PROBLEM:
Repeat exactly each line of the data provided below.
-------------------------
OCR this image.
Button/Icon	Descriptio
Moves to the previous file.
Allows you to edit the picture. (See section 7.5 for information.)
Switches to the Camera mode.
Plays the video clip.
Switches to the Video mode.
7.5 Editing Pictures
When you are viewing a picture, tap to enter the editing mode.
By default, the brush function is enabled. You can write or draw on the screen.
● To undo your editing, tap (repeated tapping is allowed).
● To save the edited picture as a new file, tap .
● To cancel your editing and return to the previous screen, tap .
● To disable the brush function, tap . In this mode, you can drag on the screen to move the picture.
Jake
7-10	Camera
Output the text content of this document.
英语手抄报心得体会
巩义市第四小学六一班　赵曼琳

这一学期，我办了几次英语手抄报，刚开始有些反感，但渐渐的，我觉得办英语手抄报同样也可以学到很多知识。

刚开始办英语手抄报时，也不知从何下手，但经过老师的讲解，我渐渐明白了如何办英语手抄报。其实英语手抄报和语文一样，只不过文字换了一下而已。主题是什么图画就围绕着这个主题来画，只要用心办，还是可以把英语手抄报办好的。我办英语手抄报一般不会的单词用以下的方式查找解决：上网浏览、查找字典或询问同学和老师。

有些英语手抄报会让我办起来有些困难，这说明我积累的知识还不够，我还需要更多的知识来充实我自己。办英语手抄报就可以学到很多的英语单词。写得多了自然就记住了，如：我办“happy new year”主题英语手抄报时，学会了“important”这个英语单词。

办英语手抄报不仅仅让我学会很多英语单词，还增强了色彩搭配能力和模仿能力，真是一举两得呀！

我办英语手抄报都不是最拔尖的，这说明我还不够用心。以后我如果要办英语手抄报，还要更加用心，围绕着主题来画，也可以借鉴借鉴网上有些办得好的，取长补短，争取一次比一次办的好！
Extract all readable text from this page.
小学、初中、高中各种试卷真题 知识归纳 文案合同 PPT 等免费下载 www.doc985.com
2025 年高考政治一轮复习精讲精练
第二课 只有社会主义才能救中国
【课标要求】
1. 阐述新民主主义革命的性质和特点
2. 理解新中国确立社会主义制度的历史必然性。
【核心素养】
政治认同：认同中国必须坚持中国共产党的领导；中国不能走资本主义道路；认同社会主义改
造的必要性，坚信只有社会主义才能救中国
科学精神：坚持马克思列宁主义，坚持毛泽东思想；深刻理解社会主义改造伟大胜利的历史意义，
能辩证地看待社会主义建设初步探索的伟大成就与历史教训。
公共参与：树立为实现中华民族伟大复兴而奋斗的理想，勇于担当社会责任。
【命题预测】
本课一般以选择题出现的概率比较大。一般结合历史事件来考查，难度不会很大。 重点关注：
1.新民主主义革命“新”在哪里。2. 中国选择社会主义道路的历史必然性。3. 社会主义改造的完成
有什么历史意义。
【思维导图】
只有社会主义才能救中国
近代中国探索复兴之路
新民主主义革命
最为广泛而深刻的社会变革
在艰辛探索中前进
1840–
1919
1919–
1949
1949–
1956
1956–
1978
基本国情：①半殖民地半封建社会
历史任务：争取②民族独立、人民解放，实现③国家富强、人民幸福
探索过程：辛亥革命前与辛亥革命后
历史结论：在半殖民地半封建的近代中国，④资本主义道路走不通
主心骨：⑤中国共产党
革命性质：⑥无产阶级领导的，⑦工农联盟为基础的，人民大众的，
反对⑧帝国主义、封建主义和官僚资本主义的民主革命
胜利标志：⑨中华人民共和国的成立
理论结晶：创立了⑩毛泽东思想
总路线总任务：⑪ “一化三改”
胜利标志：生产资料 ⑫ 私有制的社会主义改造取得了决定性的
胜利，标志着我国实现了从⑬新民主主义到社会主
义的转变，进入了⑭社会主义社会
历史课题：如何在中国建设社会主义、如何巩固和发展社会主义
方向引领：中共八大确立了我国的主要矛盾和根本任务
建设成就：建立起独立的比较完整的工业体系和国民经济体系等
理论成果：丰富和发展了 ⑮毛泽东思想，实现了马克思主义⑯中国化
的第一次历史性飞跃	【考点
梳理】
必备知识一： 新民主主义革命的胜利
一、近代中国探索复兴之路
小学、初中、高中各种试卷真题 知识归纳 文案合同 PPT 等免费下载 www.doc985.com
-------------------------
WRITTEN RESPONSE:
OCR this image.
Button/Icon	Descriptio
Moves to the previous file.
Allows you to edit the picture. (See section 7.5 for information.)
Switches to the Camera mode.
Plays the video clip.
Switches to the Video mode.
7.5 Editing Pictures
When you are viewing a picture, tap to enter the editing mode.
By default, the brush function is enabled. You can write or draw on the screen.
● To undo your editing, tap (repeated tapping is allowed).
● To save the edited picture as a new file, tap .
● To cancel your editing and return to the previous screen, tap .
● To disable the brush function, tap . In this mode, you can drag on the screen to move the picture.
Jake
7-10	Camera
Output the text content of this document.
英语手抄报心得体会
巩义市第四小学六一班　赵曼琳

这一学期，我办了几次英语手抄报，刚开始有些反感，但渐渐的，我觉得办英语手抄报同样也可以学到很多知识。

刚开始办英语手抄报时，也不知从何下手，但经过老师的讲解，我渐渐明白了如何办英语手抄报。其实英语手抄报和语文一样，只不过文字换了一下而已。主题是什么图画就围绕着这个主题来画，只要用心办，还是可以把英语手抄报办好的。我办英语手抄报一般不会的单词用以下的方式查找解决：上网浏览、查找字典或询问同学和老师。

有些英语手抄报会让我办起来有些困难，这说明我积累的知识还不够，我还需要更多的知识来充实我自己。办英语手抄报就可以学到很多的英语单词。写得多了自然就记住了，如：我办“happy new year”主题英语手抄报时，学会了“important”这个英语单词。

办英语手抄报不仅仅让我学会很多英语单词，还增强了色彩搭配能力和模仿能力，真是一举两得呀！

我办英语手抄报都不是最拔尖的，这说明我还不够用心。以后我如果要办英语手抄报，还要更加用心，围绕着主题来画，也可以借鉴借鉴网上有些办得好的，取长补短，争取一次比一次办的好！
Extract all readable text from this page.
小学、初中、高中各种试卷真题 知识归纳 文案合同 PPT 等免费下载 www.doc985.com
2025 年高考政治一轮复习精讲精练
第二课 只有社会主义才能救中国
【课标要求】
1. 阐述新民主主义革命的性质和特点
2. 理解新中国确立社会主义制度的历史必然性。
【核心素养】
政治认同：认同中国必须坚持中国共产党的领导；中国不能走资本主义道路；认同社会主义改
造的必要性，坚信只有社会主义才能救中国
科学精神：坚持马克思列宁主义，坚持毛泽东思想；深刻理解社会主义改造伟大胜利的历史意义，
能辩证地看待社会主义建设初步探索的伟大成就与历史教训。
公共参与：树立为实现中华民族伟大复兴而奋斗的理想，勇于担当社会责任。
【命题预测】
本课一般以选择题出现的概率比较大。一般结合历史事件来考查，难度不会很大。 重点关注：
1.新民主主义革命“新”在哪里。2. 中国选择社会主义道路的历史必然性。3. 社会主义改造的完成
有什么历史意义。
【思维导图】
只有社会主义才能救中国
近代中国探索复兴之路
新民主主义革命
最为广泛而深刻的社会变革
在艰辛探索中前进
1840–
1919
1919–
1949
1949–
1956
1956–
1978
基本国情：①半殖民地半封建社会
历史任务：争取②民族独立、人民解放，实现③国家富强、人民幸福
探索过程：辛亥革命前与辛亥革命后
历史结论：在半殖民地半封建的近代中国，④资本主义道路走不通
主心骨：⑤中国共产党
革命性质：⑥无产阶级领导的，⑦工农联盟为基础的，人民大众的，
反对⑧帝国主义、封建主义和官僚资本主义的民主革命
胜利标志：⑨中华人民共和国的成立
理论结晶：创立了⑩毛泽东思想
总路线总任务：⑪ “一化三改”
胜利标志：生产资料 ⑫ 私有制的社会主义改造取得了决定性的
胜利，标志着我国实现了从⑬新民主主义到社会主
义的转变，进入了⑭社会主义社会
历史课题：如何在中国建设社会主义、如何巩固和发展社会主义
方向引领：中共八大确立了我国的主要矛盾和根本任务
建设成就：建立起独立的比较完整的工业体系和国民经济体系等
理论成果：丰富和发展了 ⑮毛泽东思想，实现了马克思主义⑯中国化
的第一次历史性飞跃	【考点
梳理】
必备知识一： 新民主主义革命的胜利
一、近代中国探索复兴之路
小学、初中、高中各种试卷真题 知识归纳 文案合同 PPT 等免费下载 www.doc985.com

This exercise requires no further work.